[START]

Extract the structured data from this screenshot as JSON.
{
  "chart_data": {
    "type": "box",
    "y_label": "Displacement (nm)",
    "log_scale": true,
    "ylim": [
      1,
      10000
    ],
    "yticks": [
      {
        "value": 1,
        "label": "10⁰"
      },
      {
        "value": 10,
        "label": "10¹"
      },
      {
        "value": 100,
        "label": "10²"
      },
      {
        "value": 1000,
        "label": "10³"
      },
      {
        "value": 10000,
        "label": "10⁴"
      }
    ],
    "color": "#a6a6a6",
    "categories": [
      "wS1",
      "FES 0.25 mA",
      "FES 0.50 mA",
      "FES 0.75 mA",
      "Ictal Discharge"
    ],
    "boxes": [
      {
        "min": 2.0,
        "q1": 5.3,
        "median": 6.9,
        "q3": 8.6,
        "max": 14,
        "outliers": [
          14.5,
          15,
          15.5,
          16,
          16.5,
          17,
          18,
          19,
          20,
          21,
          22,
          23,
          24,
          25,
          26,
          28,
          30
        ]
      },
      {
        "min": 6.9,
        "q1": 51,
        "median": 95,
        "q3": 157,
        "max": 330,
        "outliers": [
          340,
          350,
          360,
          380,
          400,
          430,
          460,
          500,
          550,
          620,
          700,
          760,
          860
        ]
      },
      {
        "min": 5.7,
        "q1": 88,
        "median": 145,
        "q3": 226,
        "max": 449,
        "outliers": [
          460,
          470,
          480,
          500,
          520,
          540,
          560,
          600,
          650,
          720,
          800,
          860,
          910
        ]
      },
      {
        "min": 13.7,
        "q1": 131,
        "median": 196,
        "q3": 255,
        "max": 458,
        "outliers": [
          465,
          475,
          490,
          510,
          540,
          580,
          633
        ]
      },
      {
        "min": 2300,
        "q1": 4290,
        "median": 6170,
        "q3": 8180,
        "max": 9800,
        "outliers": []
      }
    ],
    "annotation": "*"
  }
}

[END]
[START]

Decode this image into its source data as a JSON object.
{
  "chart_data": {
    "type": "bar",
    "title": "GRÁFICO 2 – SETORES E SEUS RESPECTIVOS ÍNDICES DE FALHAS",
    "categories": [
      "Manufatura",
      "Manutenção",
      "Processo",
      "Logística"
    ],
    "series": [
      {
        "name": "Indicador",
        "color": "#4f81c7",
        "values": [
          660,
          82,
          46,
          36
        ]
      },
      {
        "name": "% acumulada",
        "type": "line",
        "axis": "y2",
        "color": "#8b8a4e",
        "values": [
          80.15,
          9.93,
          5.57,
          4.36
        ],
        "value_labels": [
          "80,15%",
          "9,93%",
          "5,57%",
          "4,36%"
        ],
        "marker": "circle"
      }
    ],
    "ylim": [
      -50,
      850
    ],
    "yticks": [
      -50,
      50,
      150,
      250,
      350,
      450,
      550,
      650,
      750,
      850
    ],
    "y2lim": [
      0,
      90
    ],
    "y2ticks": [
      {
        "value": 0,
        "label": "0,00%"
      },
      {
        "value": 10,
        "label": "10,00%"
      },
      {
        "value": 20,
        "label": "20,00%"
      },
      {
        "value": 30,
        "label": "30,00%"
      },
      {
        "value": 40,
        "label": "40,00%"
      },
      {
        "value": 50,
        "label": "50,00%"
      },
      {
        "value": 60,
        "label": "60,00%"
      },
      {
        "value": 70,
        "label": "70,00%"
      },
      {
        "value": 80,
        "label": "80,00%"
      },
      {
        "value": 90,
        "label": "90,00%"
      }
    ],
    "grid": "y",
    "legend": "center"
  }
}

[END]

**Problem description**
List the lines that contain the word "color".

**Answer for this exercise**
    "color": "#a6a6a6",
        "color": "#4f81c7",
        "color": "#8b8a4e",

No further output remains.